*DIRECTIONS*
Which lines below hold the word "metric"? Report each one.

*ENTRIES SHOWN*
━━━━━━━━

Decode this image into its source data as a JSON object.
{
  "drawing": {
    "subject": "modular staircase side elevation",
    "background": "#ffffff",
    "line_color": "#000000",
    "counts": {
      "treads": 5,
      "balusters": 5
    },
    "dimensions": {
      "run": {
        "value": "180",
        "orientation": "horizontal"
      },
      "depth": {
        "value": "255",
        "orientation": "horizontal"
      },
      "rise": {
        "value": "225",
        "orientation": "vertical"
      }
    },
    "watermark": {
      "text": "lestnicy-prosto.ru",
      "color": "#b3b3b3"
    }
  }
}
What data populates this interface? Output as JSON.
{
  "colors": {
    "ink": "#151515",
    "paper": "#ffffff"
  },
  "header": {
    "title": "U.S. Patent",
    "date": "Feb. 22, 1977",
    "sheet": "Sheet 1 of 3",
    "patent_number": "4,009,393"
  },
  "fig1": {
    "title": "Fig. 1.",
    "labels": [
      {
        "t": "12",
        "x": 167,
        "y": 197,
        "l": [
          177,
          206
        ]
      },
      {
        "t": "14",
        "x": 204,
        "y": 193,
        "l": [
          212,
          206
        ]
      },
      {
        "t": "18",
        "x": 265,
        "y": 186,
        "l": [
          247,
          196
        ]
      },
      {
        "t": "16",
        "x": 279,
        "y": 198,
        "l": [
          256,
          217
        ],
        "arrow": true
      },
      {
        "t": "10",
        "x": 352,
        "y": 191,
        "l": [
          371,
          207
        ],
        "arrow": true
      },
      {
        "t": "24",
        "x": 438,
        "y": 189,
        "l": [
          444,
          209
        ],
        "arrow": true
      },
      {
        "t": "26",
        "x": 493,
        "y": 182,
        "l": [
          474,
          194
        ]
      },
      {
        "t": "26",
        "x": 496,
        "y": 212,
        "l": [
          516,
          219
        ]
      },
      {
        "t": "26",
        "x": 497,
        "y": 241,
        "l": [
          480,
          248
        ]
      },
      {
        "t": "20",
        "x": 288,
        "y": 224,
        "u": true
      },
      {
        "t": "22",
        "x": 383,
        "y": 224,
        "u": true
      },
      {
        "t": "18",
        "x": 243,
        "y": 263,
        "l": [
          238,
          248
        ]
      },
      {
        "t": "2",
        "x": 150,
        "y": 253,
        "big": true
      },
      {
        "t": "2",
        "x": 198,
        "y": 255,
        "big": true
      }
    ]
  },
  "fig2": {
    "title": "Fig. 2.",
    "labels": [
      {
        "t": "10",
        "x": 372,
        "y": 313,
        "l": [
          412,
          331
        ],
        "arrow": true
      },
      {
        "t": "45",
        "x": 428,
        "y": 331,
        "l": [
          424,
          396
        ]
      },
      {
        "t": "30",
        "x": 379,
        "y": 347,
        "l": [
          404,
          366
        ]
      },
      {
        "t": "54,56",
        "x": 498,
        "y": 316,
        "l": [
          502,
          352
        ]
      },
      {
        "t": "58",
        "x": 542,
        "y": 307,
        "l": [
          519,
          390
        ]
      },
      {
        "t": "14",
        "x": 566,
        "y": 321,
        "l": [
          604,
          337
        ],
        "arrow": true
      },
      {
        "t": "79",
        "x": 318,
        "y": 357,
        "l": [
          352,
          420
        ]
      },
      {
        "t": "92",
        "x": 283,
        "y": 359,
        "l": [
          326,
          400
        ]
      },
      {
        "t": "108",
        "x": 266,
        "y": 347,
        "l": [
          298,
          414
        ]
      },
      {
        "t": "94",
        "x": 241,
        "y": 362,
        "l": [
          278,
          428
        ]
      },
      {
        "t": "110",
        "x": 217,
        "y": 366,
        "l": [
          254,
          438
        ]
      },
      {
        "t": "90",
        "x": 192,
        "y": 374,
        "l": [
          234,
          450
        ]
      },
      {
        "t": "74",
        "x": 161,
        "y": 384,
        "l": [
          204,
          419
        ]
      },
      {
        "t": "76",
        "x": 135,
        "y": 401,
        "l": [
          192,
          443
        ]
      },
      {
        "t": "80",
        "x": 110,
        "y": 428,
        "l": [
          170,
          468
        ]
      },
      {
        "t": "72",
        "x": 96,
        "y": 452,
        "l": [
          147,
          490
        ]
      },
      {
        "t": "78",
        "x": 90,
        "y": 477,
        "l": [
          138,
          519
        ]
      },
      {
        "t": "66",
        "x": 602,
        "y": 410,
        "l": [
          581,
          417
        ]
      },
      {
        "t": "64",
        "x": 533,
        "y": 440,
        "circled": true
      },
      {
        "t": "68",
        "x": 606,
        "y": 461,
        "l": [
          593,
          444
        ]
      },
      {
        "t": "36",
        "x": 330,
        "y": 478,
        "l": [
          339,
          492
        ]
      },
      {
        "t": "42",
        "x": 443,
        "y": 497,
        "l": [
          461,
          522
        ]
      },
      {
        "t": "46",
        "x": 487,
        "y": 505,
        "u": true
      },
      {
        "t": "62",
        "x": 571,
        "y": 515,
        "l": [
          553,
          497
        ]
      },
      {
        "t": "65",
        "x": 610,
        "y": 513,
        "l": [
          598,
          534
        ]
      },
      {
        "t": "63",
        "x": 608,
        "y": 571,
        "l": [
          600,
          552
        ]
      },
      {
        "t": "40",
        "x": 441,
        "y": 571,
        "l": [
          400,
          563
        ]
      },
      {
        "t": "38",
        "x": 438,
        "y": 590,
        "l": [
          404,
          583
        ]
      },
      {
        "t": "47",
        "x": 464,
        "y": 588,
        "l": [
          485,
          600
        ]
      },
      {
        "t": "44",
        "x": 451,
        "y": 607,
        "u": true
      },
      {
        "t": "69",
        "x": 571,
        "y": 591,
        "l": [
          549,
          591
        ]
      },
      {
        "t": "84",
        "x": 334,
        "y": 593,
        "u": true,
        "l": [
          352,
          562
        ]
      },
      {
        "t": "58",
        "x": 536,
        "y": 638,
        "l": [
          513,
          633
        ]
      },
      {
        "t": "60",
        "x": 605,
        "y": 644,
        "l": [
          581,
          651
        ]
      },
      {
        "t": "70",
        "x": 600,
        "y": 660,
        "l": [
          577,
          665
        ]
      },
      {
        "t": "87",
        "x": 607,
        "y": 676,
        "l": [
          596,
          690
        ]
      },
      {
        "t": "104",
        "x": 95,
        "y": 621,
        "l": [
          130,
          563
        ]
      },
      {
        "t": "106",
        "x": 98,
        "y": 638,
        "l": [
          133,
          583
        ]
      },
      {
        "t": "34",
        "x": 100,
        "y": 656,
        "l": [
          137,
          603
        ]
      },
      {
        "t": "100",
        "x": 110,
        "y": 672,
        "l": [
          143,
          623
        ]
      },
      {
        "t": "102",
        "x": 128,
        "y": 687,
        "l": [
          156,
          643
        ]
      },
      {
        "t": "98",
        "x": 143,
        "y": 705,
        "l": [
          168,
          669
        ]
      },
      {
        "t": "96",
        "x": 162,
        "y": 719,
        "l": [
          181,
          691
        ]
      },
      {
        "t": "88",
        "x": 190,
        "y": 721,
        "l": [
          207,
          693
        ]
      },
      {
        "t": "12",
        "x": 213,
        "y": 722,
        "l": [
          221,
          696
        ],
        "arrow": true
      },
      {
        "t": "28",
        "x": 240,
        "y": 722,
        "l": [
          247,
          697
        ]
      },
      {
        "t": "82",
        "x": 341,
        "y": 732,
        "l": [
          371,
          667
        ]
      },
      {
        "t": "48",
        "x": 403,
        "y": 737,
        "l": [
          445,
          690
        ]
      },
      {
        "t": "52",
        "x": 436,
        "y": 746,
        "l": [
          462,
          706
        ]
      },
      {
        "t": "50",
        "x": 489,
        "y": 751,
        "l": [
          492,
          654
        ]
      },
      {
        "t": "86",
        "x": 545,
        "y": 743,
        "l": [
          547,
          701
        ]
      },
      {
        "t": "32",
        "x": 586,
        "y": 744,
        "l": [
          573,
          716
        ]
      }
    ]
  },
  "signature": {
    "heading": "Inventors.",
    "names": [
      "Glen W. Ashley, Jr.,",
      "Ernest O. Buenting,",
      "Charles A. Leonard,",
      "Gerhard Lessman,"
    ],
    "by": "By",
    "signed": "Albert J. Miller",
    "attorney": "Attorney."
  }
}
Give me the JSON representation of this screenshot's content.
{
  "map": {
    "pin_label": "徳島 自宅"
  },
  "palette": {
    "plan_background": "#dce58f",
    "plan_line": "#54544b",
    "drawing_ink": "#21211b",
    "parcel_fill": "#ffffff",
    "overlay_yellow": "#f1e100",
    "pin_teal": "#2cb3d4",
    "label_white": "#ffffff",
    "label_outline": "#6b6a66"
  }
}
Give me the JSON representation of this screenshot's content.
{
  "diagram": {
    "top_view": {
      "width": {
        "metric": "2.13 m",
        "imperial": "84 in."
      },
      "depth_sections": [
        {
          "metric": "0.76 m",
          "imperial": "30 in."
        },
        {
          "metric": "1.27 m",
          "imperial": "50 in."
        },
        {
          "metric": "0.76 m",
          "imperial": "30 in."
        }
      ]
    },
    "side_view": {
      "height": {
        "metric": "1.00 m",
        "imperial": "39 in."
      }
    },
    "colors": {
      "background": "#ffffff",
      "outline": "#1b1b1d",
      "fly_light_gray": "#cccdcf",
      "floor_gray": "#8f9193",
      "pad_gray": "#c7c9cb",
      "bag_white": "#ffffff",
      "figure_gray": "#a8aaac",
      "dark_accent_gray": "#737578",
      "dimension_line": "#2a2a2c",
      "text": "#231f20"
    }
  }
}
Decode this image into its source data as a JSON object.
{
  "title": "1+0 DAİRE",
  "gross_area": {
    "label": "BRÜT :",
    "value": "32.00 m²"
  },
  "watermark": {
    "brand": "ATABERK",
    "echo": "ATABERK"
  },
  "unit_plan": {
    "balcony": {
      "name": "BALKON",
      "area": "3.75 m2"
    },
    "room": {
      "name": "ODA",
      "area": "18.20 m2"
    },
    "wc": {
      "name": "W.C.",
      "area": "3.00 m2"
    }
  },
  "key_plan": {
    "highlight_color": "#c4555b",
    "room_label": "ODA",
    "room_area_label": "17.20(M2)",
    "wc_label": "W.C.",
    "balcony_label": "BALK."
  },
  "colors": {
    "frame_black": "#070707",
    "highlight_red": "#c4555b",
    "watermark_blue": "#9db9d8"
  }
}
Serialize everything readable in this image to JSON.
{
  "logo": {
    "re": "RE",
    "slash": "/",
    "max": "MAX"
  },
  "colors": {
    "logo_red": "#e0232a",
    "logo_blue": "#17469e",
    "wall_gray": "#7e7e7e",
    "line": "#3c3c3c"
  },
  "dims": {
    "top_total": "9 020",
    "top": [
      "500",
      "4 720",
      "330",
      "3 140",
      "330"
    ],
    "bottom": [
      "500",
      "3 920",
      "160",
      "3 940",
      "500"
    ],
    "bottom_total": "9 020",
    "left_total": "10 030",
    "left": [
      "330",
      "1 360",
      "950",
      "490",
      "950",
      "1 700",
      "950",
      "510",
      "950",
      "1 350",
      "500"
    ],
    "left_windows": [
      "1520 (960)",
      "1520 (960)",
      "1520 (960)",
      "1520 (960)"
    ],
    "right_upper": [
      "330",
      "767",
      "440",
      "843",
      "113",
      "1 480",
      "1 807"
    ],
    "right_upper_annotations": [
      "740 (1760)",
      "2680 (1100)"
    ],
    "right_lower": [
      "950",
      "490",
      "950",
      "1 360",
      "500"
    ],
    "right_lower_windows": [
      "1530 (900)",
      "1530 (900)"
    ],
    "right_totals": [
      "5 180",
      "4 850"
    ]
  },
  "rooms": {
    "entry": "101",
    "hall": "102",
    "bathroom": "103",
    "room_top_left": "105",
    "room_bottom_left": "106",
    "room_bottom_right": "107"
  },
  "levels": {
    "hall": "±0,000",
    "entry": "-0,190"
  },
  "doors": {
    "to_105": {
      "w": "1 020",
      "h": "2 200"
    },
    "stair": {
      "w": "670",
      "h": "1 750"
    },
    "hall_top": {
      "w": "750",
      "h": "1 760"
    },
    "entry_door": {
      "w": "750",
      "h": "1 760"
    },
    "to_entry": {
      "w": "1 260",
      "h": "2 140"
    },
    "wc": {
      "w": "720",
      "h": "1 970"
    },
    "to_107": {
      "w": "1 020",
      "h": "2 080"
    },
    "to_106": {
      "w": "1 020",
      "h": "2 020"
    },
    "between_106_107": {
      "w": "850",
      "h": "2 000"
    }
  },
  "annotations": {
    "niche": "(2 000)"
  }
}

━━━━━━━━

*PROBLEM SOLUTION*
        "metric": "2.13 m",
          "metric": "0.76 m",
          "metric": "1.27 m",
          "metric": "0.76 m",
        "metric": "1.00 m",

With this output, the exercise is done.